• _Records for processing_
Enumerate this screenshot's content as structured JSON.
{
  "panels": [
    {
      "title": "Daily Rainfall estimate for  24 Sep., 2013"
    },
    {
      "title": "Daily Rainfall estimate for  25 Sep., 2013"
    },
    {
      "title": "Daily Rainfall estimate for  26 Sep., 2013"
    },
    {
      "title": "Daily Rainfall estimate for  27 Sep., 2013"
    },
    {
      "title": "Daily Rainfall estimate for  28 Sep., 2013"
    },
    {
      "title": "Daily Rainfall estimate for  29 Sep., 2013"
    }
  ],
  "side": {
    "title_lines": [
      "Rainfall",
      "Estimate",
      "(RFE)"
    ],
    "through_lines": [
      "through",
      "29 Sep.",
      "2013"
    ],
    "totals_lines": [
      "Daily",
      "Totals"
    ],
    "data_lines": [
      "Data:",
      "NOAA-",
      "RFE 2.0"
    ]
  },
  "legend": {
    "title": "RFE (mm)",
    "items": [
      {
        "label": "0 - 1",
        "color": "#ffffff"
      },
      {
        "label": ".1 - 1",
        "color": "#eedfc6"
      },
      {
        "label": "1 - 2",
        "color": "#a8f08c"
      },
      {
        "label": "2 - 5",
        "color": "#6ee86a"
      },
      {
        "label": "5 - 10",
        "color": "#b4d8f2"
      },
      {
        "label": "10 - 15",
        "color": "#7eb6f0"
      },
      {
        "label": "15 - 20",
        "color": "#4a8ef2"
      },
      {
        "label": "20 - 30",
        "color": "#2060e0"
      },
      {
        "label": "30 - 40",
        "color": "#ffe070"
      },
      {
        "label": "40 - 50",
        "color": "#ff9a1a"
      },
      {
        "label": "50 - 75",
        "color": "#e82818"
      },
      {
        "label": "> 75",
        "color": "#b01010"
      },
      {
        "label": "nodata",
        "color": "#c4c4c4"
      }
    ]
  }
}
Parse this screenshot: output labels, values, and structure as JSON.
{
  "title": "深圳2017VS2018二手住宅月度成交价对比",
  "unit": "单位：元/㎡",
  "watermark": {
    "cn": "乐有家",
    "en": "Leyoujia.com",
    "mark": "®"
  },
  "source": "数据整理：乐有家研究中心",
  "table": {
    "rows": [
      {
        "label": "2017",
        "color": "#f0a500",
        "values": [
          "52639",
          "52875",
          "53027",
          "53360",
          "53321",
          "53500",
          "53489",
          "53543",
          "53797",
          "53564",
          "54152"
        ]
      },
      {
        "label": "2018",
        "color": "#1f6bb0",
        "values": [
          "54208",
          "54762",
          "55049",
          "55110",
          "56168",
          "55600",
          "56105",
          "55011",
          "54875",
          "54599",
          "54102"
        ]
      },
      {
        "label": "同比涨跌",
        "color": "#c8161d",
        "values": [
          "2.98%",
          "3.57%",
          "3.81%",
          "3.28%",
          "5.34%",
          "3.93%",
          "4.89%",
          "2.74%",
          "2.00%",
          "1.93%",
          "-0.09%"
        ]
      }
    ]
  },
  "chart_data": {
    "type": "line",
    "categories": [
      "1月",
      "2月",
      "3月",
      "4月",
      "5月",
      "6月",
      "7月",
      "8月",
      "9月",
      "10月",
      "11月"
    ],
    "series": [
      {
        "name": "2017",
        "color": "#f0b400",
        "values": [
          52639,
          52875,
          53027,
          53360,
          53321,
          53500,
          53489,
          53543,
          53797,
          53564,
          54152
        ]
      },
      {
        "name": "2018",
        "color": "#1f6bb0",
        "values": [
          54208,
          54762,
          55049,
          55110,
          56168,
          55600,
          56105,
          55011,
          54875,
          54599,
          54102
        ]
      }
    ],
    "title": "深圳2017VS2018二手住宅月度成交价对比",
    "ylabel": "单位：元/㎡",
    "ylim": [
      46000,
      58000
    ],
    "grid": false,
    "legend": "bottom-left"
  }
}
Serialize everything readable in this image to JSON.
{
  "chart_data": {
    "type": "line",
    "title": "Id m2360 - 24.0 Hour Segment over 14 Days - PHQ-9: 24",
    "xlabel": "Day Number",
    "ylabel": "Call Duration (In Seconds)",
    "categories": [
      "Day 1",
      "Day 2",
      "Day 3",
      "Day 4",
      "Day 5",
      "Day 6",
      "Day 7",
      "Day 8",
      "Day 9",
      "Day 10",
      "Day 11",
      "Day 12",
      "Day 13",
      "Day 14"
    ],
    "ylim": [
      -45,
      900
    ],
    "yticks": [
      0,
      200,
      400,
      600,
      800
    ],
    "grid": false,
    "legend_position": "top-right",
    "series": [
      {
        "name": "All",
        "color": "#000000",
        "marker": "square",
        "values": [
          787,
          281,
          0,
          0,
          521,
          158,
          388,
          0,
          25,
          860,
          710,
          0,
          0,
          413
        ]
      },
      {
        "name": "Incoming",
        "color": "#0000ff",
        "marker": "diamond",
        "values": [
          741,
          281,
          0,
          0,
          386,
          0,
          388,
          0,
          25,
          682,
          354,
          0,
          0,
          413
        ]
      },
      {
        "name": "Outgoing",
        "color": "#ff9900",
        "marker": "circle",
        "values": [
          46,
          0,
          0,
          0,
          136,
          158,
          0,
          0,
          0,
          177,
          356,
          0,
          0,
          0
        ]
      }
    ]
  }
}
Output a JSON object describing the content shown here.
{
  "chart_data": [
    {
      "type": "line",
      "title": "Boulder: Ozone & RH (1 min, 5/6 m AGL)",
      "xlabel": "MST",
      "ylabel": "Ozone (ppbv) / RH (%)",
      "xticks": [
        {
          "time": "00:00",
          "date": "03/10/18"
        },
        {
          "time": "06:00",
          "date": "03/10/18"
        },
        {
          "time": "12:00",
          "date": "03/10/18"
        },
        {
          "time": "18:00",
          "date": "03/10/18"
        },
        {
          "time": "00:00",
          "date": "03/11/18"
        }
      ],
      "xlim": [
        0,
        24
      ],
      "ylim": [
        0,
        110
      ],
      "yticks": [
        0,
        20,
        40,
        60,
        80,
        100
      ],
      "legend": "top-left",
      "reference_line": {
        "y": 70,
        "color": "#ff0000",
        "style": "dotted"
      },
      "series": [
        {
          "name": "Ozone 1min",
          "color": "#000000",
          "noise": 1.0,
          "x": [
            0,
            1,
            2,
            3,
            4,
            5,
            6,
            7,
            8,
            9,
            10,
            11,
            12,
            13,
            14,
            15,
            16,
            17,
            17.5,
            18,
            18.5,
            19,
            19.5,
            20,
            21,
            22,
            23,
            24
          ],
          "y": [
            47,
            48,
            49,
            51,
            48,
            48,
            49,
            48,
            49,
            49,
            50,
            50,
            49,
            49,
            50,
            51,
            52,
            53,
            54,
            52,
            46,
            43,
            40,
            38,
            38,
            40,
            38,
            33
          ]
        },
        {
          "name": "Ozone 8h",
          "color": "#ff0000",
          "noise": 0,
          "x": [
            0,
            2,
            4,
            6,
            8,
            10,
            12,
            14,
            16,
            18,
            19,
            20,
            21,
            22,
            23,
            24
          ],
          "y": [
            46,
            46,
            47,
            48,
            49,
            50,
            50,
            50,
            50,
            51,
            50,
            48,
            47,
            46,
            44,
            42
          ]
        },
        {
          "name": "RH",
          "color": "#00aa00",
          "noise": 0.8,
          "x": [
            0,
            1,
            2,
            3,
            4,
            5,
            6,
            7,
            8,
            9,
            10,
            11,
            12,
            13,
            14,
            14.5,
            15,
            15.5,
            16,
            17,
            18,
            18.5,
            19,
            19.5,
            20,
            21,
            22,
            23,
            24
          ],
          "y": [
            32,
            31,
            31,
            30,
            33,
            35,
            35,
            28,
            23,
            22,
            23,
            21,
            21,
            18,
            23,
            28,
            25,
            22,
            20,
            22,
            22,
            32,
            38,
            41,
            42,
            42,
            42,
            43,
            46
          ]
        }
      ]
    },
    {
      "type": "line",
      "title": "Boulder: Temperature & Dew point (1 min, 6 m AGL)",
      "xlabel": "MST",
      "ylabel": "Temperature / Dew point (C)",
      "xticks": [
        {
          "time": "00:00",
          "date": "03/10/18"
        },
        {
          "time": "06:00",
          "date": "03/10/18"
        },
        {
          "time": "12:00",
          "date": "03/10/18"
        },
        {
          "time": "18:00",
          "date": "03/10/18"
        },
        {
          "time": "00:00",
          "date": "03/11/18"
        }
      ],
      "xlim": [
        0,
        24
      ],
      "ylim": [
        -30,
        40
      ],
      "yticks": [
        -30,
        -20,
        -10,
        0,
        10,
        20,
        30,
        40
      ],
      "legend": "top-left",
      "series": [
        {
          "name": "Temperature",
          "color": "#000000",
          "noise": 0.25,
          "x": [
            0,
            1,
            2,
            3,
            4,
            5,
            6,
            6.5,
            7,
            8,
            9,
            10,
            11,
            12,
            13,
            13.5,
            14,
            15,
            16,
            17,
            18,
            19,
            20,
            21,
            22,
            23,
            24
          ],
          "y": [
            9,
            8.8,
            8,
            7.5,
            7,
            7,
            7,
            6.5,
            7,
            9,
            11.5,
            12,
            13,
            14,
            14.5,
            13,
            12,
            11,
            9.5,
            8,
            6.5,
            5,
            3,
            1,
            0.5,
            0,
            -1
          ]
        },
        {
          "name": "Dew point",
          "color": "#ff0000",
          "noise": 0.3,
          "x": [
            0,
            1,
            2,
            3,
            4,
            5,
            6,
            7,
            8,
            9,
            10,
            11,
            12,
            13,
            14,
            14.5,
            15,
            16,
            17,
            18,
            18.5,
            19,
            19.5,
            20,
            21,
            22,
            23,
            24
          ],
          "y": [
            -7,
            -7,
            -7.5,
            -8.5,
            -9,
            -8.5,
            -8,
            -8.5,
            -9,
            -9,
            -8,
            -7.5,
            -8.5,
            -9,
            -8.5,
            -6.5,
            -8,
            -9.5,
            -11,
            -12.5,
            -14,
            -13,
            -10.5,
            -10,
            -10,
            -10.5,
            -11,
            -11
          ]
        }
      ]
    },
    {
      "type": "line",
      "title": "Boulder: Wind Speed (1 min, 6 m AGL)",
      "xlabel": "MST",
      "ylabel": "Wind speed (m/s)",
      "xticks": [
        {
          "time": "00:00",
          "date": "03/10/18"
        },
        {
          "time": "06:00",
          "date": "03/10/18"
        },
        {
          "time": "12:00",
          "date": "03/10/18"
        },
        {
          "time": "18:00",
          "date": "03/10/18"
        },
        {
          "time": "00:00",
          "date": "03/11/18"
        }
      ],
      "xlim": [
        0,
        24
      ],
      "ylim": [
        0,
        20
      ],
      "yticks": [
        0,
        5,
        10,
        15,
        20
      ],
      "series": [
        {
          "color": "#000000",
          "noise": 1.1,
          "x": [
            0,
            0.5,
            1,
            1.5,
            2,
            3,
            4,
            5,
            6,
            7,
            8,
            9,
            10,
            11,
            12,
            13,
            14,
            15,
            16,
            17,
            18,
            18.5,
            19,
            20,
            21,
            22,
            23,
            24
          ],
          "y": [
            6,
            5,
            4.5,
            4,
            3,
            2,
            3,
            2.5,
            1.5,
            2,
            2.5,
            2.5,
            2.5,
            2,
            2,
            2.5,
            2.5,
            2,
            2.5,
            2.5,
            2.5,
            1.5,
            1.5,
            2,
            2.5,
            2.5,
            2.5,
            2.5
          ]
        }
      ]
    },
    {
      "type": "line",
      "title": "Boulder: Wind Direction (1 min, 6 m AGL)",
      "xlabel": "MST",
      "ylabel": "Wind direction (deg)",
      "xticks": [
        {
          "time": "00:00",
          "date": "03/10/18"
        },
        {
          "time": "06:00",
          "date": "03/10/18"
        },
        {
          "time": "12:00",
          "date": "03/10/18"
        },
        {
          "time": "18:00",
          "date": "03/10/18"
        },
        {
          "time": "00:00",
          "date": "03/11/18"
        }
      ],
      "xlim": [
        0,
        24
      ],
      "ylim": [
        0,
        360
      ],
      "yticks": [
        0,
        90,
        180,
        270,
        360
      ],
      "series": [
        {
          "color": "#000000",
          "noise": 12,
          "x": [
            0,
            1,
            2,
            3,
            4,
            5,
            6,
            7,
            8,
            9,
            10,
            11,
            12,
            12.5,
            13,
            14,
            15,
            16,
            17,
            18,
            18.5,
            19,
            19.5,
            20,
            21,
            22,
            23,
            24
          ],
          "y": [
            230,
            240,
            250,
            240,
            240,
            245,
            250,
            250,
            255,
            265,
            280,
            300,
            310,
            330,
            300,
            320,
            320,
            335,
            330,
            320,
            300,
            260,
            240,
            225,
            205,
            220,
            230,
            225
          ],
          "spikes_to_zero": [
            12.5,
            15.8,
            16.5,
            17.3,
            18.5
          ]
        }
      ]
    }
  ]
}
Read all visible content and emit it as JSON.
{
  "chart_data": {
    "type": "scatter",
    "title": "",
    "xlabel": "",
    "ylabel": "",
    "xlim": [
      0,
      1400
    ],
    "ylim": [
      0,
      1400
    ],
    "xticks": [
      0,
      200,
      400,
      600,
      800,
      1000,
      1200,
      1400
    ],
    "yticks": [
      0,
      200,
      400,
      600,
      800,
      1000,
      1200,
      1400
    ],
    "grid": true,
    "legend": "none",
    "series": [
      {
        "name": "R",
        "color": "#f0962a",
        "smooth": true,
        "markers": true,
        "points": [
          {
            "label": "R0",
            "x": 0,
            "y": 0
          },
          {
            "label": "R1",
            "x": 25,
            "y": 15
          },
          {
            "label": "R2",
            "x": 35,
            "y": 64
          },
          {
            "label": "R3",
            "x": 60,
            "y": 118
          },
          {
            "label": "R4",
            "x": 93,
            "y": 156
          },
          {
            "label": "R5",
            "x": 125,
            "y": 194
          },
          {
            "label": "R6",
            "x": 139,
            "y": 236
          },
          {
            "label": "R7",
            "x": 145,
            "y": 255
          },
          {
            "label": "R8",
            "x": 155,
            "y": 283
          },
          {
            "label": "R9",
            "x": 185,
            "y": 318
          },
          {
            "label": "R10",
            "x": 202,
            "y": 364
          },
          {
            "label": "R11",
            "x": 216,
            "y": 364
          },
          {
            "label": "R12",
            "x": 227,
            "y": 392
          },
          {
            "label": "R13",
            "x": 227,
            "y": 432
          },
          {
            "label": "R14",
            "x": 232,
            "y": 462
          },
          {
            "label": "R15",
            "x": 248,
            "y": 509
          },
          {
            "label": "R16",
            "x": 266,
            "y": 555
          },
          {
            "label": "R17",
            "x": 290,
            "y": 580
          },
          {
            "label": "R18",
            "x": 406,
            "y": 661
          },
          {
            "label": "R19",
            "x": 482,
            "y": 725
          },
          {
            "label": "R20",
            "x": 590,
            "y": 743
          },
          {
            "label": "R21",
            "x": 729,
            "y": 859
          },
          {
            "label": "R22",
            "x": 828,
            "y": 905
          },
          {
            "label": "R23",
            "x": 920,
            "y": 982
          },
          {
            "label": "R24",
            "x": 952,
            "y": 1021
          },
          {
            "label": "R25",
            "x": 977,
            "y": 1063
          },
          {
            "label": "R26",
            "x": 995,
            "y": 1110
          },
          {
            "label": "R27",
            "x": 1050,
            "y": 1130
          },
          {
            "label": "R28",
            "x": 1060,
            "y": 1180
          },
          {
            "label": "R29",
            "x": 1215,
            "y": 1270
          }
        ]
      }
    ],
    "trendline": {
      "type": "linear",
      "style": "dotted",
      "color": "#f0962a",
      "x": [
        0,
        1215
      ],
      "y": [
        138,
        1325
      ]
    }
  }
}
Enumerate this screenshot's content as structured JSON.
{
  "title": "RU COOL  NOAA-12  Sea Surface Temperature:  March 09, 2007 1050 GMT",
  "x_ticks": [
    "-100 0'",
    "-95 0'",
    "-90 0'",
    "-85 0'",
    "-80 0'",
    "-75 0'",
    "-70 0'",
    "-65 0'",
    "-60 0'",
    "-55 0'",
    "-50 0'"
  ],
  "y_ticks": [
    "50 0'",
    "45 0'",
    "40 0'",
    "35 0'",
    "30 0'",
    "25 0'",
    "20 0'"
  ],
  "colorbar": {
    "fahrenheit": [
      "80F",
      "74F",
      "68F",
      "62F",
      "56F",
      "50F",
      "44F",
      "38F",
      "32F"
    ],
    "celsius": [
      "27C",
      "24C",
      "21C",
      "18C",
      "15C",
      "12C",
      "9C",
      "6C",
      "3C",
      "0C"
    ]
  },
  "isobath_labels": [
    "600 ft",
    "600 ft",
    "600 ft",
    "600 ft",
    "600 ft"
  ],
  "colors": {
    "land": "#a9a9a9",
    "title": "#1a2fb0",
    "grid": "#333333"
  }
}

• _Stated task_
For each line of the entries that includes "Wind", show that line.

• _Task solution_
      "title": "Boulder: Wind Speed (1 min, 6 m AGL)",
      "ylabel": "Wind speed (m/s)",
      "title": "Boulder: Wind Direction (1 min, 6 m AGL)",
      "ylabel": "Wind direction (deg)",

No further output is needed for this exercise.